### Task statement
In the listing below, locate the lines bearing the word "Leite". Copy every one of them.
start Material to process
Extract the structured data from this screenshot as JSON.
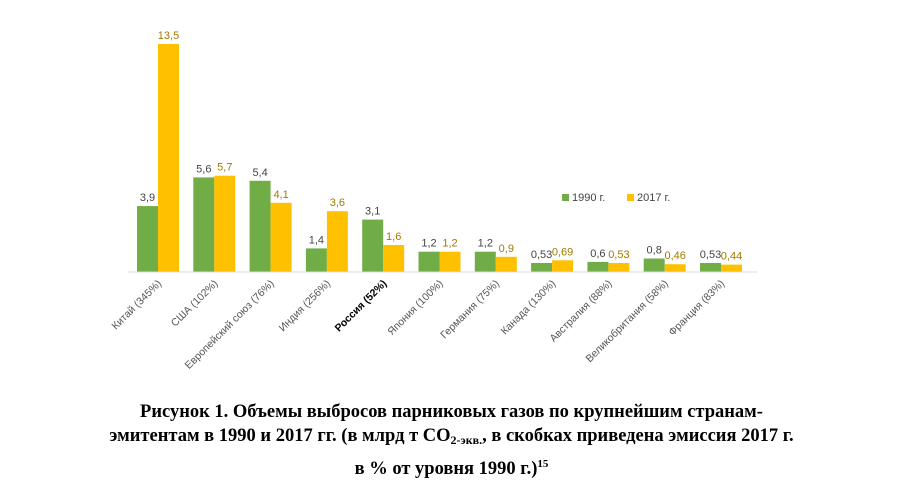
{
  "chart_data": {
    "type": "bar",
    "categories": [
      "Китай (345%)",
      "США (102%)",
      "Европейский союз (76%)",
      "Индия (256%)",
      "Россия (52%)",
      "Япония (100%)",
      "Германия (75%)",
      "Канада (130%)",
      "Австралия (88%)",
      "Великобритания (58%)",
      "Франция (83%)"
    ],
    "highlight_category": "Россия (52%)",
    "series": [
      {
        "name": "1990 г.",
        "color": "#70ad47",
        "values": [
          3.9,
          5.6,
          5.4,
          1.4,
          3.1,
          1.2,
          1.2,
          0.53,
          0.6,
          0.8,
          0.53
        ],
        "labels": [
          "3,9",
          "5,6",
          "5,4",
          "1,4",
          "3,1",
          "1,2",
          "1,2",
          "0,53",
          "0,6",
          "0,8",
          "0,53"
        ]
      },
      {
        "name": "2017 г.",
        "color": "#ffc000",
        "values": [
          13.5,
          5.7,
          4.1,
          3.6,
          1.6,
          1.2,
          0.9,
          0.69,
          0.53,
          0.46,
          0.44
        ],
        "labels": [
          "13,5",
          "5,7",
          "4,1",
          "3,6",
          "1,6",
          "1,2",
          "0,9",
          "0,69",
          "0,53",
          "0,46",
          "0,44"
        ]
      }
    ],
    "ylim": [
      0,
      13.5
    ],
    "grid": false,
    "legend_position": "right",
    "xlabel": "",
    "ylabel": ""
  },
  "caption": {
    "line1": "Рисунок 1. Объемы выбросов парниковых газов по крупнейшим странам-",
    "line2_a": "эмитентам в 1990 и 2017 гг. (в млрд т CO",
    "line2_sub": "2-экв.",
    "line2_b": ", в скобках приведена эмиссия 2017 г.",
    "line3": "в % от уровня 1990 г.)",
    "line3_sup": "15"
  }
}
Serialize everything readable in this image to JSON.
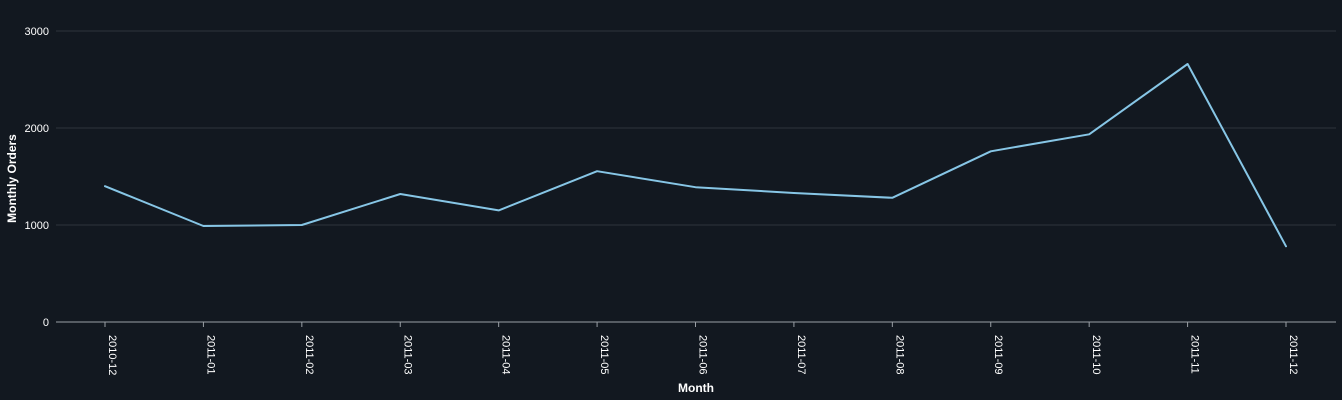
{
  "chart_data": {
    "type": "line",
    "title": "",
    "xlabel": "Month",
    "ylabel": "Monthly Orders",
    "categories": [
      "2010-12",
      "2011-01",
      "2011-02",
      "2011-03",
      "2011-04",
      "2011-05",
      "2011-06",
      "2011-07",
      "2011-08",
      "2011-09",
      "2011-10",
      "2011-11",
      "2011-12"
    ],
    "series": [
      {
        "values": [
          1400,
          990,
          1000,
          1320,
          1150,
          1555,
          1390,
          1330,
          1280,
          1760,
          1935,
          2660,
          780
        ],
        "color": "#87c6e6"
      }
    ],
    "ylim": [
      0,
      3000
    ],
    "yticks": [
      0,
      1000,
      2000,
      3000
    ],
    "grid": true,
    "legend": "none",
    "background": "#121820"
  }
}
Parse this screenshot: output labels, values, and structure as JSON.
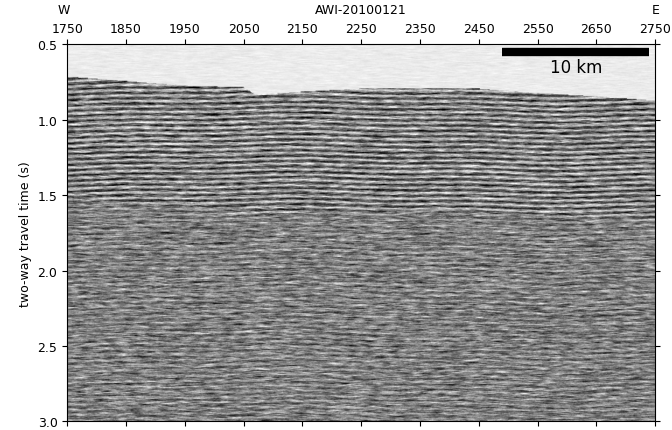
{
  "chart_data": {
    "type": "seismic_section",
    "title": "AWI-20100121",
    "west_label": "W",
    "east_label": "E",
    "ylabel": "two-way travel time (s)",
    "xlim": [
      1750,
      2750
    ],
    "ylim": [
      3.0,
      0.5
    ],
    "xticks": [
      1750,
      1850,
      1950,
      2050,
      2150,
      2250,
      2350,
      2450,
      2550,
      2650,
      2750
    ],
    "yticks": [
      0.5,
      1.0,
      1.5,
      2.0,
      2.5,
      3.0
    ],
    "scale_bar": {
      "label": "10 km",
      "x": [
        2490,
        2740
      ],
      "y": 0.55
    },
    "seafloor": {
      "x": [
        1750,
        1850,
        1950,
        2050,
        2070,
        2150,
        2250,
        2350,
        2450,
        2550,
        2650,
        2750
      ],
      "values": [
        0.72,
        0.75,
        0.78,
        0.79,
        0.84,
        0.82,
        0.8,
        0.8,
        0.8,
        0.83,
        0.85,
        0.88
      ]
    }
  }
}
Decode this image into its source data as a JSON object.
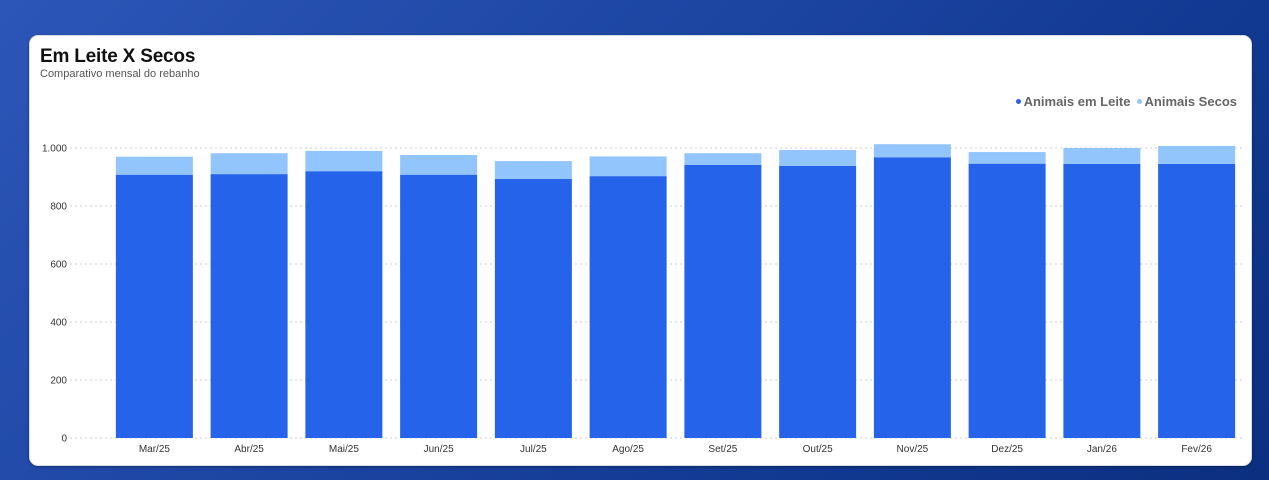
{
  "header": {
    "title": "Em Leite X Secos",
    "subtitle": "Comparativo mensal do rebanho"
  },
  "legend": [
    {
      "label": "Animais em Leite",
      "color": "#2563eb"
    },
    {
      "label": "Animais Secos",
      "color": "#93c5fd"
    }
  ],
  "chart_data": {
    "type": "bar",
    "stacked": true,
    "title": "Em Leite X Secos",
    "subtitle": "Comparativo mensal do rebanho",
    "xlabel": "",
    "ylabel": "",
    "ylim": [
      0,
      1000
    ],
    "yticks": [
      0,
      200,
      400,
      600,
      800,
      1000
    ],
    "ytick_labels": [
      "0",
      "200",
      "400",
      "600",
      "800",
      "1.000"
    ],
    "grid": "horizontal dotted",
    "legend_position": "top-right",
    "categories": [
      "Mar/25",
      "Abr/25",
      "Mai/25",
      "Jun/25",
      "Jul/25",
      "Ago/25",
      "Set/25",
      "Out/25",
      "Nov/25",
      "Dez/25",
      "Jan/26",
      "Fev/26"
    ],
    "series": [
      {
        "name": "Animais em Leite",
        "color": "#2563eb",
        "values": [
          908,
          910,
          920,
          908,
          893,
          903,
          942,
          938,
          968,
          946,
          945,
          945
        ]
      },
      {
        "name": "Animais Secos",
        "color": "#93c5fd",
        "values": [
          62,
          72,
          70,
          68,
          62,
          68,
          40,
          55,
          45,
          40,
          55,
          62
        ]
      }
    ]
  }
}
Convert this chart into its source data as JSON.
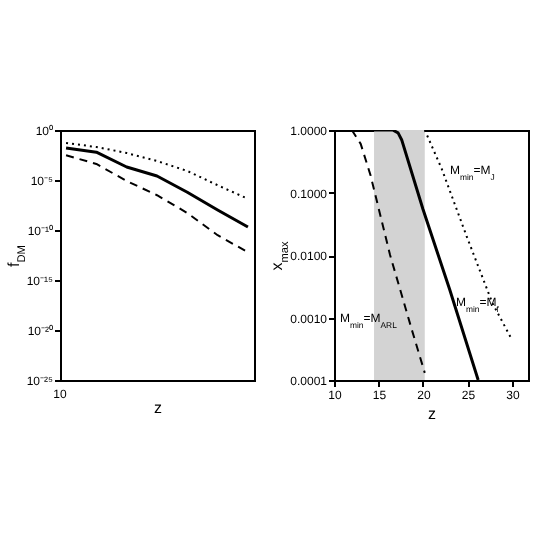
{
  "chart_data": [
    {
      "type": "line",
      "xlabel": "z",
      "ylabel": "f$_{DM}$",
      "log": "y",
      "categories": [
        null,
        null,
        null,
        null,
        null,
        null,
        null
      ],
      "ylim": [
        1e-25,
        1
      ],
      "yticks": [
        {
          "value": 1,
          "label": "10⁰"
        },
        {
          "value": 1e-05,
          "label": "10⁻⁵"
        },
        {
          "value": 1e-10,
          "label": "10⁻¹⁰"
        },
        {
          "value": 1e-15,
          "label": "10⁻¹⁵"
        },
        {
          "value": 1e-20,
          "label": "10⁻²⁰"
        },
        {
          "value": 1e-25,
          "label": "10⁻²⁵"
        }
      ],
      "grid": false,
      "tick_labels": "y",
      "series": [
        {
          "color": "#000000",
          "line_style": "solid",
          "values": [
            0.016,
            0.006,
            0.0002,
            2.5e-05,
            6e-07,
            1e-08,
            2e-10
          ]
        },
        {
          "color": "#000000",
          "line_style": "dotted",
          "values": [
            0.05,
            0.02,
            0.005,
            0.0008,
            8e-05,
            3e-06,
            1.3e-07
          ]
        },
        {
          "color": "#000000",
          "line_style": "dashed",
          "values": [
            0.003,
            0.0004,
            8e-06,
            3e-07,
            5e-09,
            3e-11,
            6e-13
          ]
        }
      ],
      "annotations": [
        "10"
      ]
    },
    {
      "type": "line",
      "xlabel": "z",
      "ylabel": "x$_{max}$",
      "log": "y",
      "xlim": [
        10,
        31.8
      ],
      "xticks": [
        10,
        15,
        20,
        25,
        30
      ],
      "ylim": [
        0.0001,
        1
      ],
      "yticks": [
        {
          "value": 1,
          "label": "1.0000"
        },
        {
          "value": 0.1,
          "label": "0.1000"
        },
        {
          "value": 0.01,
          "label": "0.0100"
        },
        {
          "value": 0.001,
          "label": "0.0010"
        },
        {
          "value": 0.0001,
          "label": "0.0001"
        }
      ],
      "grid": false,
      "bands": [
        {
          "axis": "x",
          "from": 14.5,
          "to": 20.2,
          "color": "#d3d3d3"
        }
      ],
      "series": [
        {
          "color": "#000000",
          "line_style": "solid",
          "x": [
            12,
            16.6,
            17.2,
            17.6,
            20,
            23,
            26.2
          ],
          "values": [
            1,
            1,
            0.9,
            0.7,
            0.054,
            0.0028,
            0.0001
          ]
        },
        {
          "color": "#000000",
          "line_style": "dashed",
          "x": [
            12,
            13,
            14.1,
            16.3,
            18.8,
            20.2
          ],
          "values": [
            1,
            0.6,
            0.19,
            0.01,
            0.0006,
            0.00013
          ]
        },
        {
          "color": "#000000",
          "line_style": "dotted",
          "x": [
            20.2,
            22.1,
            24.9,
            27.8,
            30
          ],
          "values": [
            1,
            0.24,
            0.02,
            0.0017,
            0.00044
          ]
        }
      ],
      "annotations": [
        "M$_{min}$=M$_{J}$",
        "M$_{min}$=M$_{f}$",
        "M$_{min}$=M$_{ARL}$"
      ]
    }
  ]
}
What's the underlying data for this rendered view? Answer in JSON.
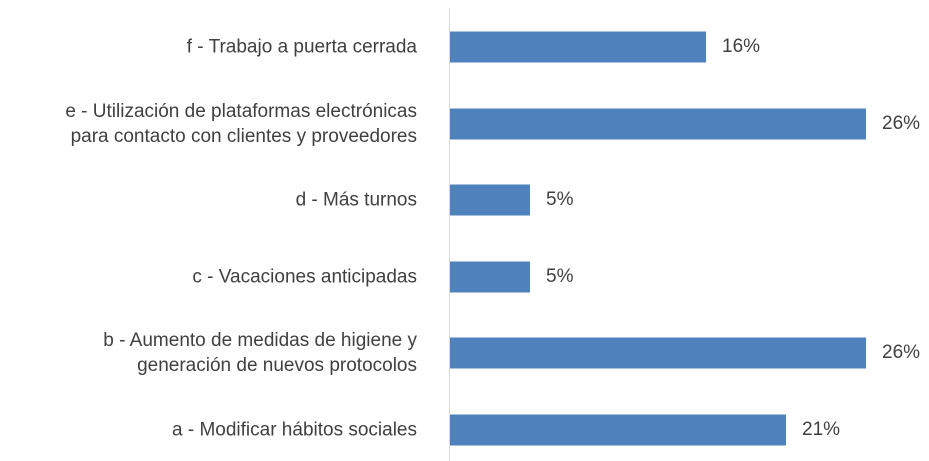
{
  "chart_data": {
    "type": "bar",
    "orientation": "horizontal",
    "categories": [
      "f - Trabajo a puerta cerrada",
      "e - Utilización de plataformas electrónicas\npara contacto con clientes y proveedores",
      "d - Más turnos",
      "c - Vacaciones anticipadas",
      "b - Aumento de medidas de higiene y\ngeneración de nuevos protocolos",
      "a - Modificar hábitos sociales"
    ],
    "values": [
      16,
      26,
      5,
      5,
      26,
      21
    ],
    "value_labels": [
      "16%",
      "26%",
      "5%",
      "5%",
      "26%",
      "21%"
    ],
    "color": "#4f81bd"
  }
}
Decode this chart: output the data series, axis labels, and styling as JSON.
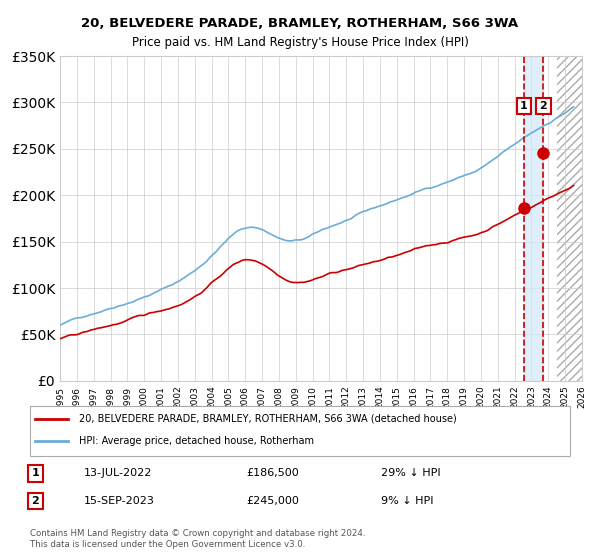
{
  "title": "20, BELVEDERE PARADE, BRAMLEY, ROTHERHAM, S66 3WA",
  "subtitle": "Price paid vs. HM Land Registry's House Price Index (HPI)",
  "legend_line1": "20, BELVEDERE PARADE, BRAMLEY, ROTHERHAM, S66 3WA (detached house)",
  "legend_line2": "HPI: Average price, detached house, Rotherham",
  "annotation1_label": "1",
  "annotation1_date": "13-JUL-2022",
  "annotation1_price": "£186,500",
  "annotation1_hpi": "29% ↓ HPI",
  "annotation2_label": "2",
  "annotation2_date": "15-SEP-2023",
  "annotation2_price": "£245,000",
  "annotation2_hpi": "9% ↓ HPI",
  "footer": "Contains HM Land Registry data © Crown copyright and database right 2024.\nThis data is licensed under the Open Government Licence v3.0.",
  "hpi_color": "#6aaed6",
  "price_color": "#cc0000",
  "marker_color": "#cc0000",
  "dashed_line_color": "#cc0000",
  "highlight_color": "#d0e8f8",
  "hatch_color": "#cccccc",
  "grid_color": "#cccccc",
  "annotation_box_color": "#cc0000",
  "ylim": [
    0,
    350000
  ],
  "yticks": [
    0,
    50000,
    100000,
    150000,
    200000,
    250000,
    300000,
    350000
  ],
  "sale1_year": 2022.54,
  "sale1_price": 186500,
  "sale2_year": 2023.71,
  "sale2_price": 245000,
  "xstart": 1995,
  "xend": 2026
}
end Material to process
### Solution to the problem
    "title": "Em Leite X Secos",
      "label": "Animais em Leite",
    "title": "Em Leite X Secos",
        "name": "Animais em Leite",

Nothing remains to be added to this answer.